● Problem statement
Without altering anything, repeat each of the records.

------

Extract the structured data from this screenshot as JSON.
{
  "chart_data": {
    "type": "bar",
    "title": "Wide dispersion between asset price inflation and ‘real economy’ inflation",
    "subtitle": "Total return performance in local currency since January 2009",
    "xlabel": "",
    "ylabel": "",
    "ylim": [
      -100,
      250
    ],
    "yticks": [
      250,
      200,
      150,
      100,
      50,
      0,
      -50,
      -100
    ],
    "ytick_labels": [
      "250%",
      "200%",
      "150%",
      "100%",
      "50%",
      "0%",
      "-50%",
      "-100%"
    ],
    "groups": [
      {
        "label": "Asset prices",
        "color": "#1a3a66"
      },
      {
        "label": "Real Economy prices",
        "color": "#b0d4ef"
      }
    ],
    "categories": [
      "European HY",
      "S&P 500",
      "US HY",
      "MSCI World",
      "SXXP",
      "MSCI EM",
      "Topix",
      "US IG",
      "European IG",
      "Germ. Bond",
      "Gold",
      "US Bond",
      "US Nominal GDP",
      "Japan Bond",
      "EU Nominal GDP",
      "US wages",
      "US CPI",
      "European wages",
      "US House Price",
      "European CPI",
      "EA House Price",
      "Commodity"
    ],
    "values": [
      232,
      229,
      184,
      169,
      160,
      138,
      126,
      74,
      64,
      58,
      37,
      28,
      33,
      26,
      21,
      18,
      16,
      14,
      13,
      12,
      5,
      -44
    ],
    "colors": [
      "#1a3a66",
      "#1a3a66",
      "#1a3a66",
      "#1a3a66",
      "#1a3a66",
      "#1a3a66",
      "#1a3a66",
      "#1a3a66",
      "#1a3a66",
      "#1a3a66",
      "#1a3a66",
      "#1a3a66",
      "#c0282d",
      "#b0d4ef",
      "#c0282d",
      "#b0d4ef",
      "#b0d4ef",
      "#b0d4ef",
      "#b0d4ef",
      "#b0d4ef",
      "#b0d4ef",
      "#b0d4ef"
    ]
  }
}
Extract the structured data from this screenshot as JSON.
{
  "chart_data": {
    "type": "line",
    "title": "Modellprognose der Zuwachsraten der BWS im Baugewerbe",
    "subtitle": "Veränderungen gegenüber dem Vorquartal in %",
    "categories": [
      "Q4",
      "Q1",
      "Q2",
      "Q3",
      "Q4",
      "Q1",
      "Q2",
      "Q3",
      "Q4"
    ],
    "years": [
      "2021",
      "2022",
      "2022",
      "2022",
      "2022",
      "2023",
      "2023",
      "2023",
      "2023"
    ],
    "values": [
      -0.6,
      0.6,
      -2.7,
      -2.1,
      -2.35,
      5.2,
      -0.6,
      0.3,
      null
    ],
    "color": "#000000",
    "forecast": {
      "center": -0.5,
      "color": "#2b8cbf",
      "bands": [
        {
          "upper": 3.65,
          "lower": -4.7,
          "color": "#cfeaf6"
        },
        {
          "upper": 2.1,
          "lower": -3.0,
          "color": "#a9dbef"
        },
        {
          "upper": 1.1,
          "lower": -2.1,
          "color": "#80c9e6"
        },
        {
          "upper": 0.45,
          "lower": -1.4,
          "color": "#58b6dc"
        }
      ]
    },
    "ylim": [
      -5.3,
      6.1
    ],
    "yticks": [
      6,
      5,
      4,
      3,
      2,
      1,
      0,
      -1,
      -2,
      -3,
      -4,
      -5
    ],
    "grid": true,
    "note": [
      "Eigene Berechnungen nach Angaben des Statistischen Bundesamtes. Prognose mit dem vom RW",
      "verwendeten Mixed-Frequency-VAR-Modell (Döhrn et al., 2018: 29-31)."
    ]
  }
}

------

● Response
Extract the structured data from this screenshot as JSON.
{
  "chart_data": {
    "type": "bar",
    "title": "Wide dispersion between asset price inflation and ‘real economy’ inflation",
    "subtitle": "Total return performance in local currency since January 2009",
    "xlabel": "",
    "ylabel": "",
    "ylim": [
      -100,
      250
    ],
    "yticks": [
      250,
      200,
      150,
      100,
      50,
      0,
      -50,
      -100
    ],
    "ytick_labels": [
      "250%",
      "200%",
      "150%",
      "100%",
      "50%",
      "0%",
      "-50%",
      "-100%"
    ],
    "groups": [
      {
        "label": "Asset prices",
        "color": "#1a3a66"
      },
      {
        "label": "Real Economy prices",
        "color": "#b0d4ef"
      }
    ],
    "categories": [
      "European HY",
      "S&P 500",
      "US HY",
      "MSCI World",
      "SXXP",
      "MSCI EM",
      "Topix",
      "US IG",
      "European IG",
      "Germ. Bond",
      "Gold",
      "US Bond",
      "US Nominal GDP",
      "Japan Bond",
      "EU Nominal GDP",
      "US wages",
      "US CPI",
      "European wages",
      "US House Price",
      "European CPI",
      "EA House Price",
      "Commodity"
    ],
    "values": [
      232,
      229,
      184,
      169,
      160,
      138,
      126,
      74,
      64,
      58,
      37,
      28,
      33,
      26,
      21,
      18,
      16,
      14,
      13,
      12,
      5,
      -44
    ],
    "colors": [
      "#1a3a66",
      "#1a3a66",
      "#1a3a66",
      "#1a3a66",
      "#1a3a66",
      "#1a3a66",
      "#1a3a66",
      "#1a3a66",
      "#1a3a66",
      "#1a3a66",
      "#1a3a66",
      "#1a3a66",
      "#c0282d",
      "#b0d4ef",
      "#c0282d",
      "#b0d4ef",
      "#b0d4ef",
      "#b0d4ef",
      "#b0d4ef",
      "#b0d4ef",
      "#b0d4ef",
      "#b0d4ef"
    ]
  }
}
Extract the structured data from this screenshot as JSON.
{
  "chart_data": {
    "type": "line",
    "title": "Modellprognose der Zuwachsraten der BWS im Baugewerbe",
    "subtitle": "Veränderungen gegenüber dem Vorquartal in %",
    "categories": [
      "Q4",
      "Q1",
      "Q2",
      "Q3",
      "Q4",
      "Q1",
      "Q2",
      "Q3",
      "Q4"
    ],
    "years": [
      "2021",
      "2022",
      "2022",
      "2022",
      "2022",
      "2023",
      "2023",
      "2023",
      "2023"
    ],
    "values": [
      -0.6,
      0.6,
      -2.7,
      -2.1,
      -2.35,
      5.2,
      -0.6,
      0.3,
      null
    ],
    "color": "#000000",
    "forecast": {
      "center": -0.5,
      "color": "#2b8cbf",
      "bands": [
        {
          "upper": 3.65,
          "lower": -4.7,
          "color": "#cfeaf6"
        },
        {
          "upper": 2.1,
          "lower": -3.0,
          "color": "#a9dbef"
        },
        {
          "upper": 1.1,
          "lower": -2.1,
          "color": "#80c9e6"
        },
        {
          "upper": 0.45,
          "lower": -1.4,
          "color": "#58b6dc"
        }
      ]
    },
    "ylim": [
      -5.3,
      6.1
    ],
    "yticks": [
      6,
      5,
      4,
      3,
      2,
      1,
      0,
      -1,
      -2,
      -3,
      -4,
      -5
    ],
    "grid": true,
    "note": [
      "Eigene Berechnungen nach Angaben des Statistischen Bundesamtes. Prognose mit dem vom RW",
      "verwendeten Mixed-Frequency-VAR-Modell (Döhrn et al., 2018: 29-31)."
    ]
  }
}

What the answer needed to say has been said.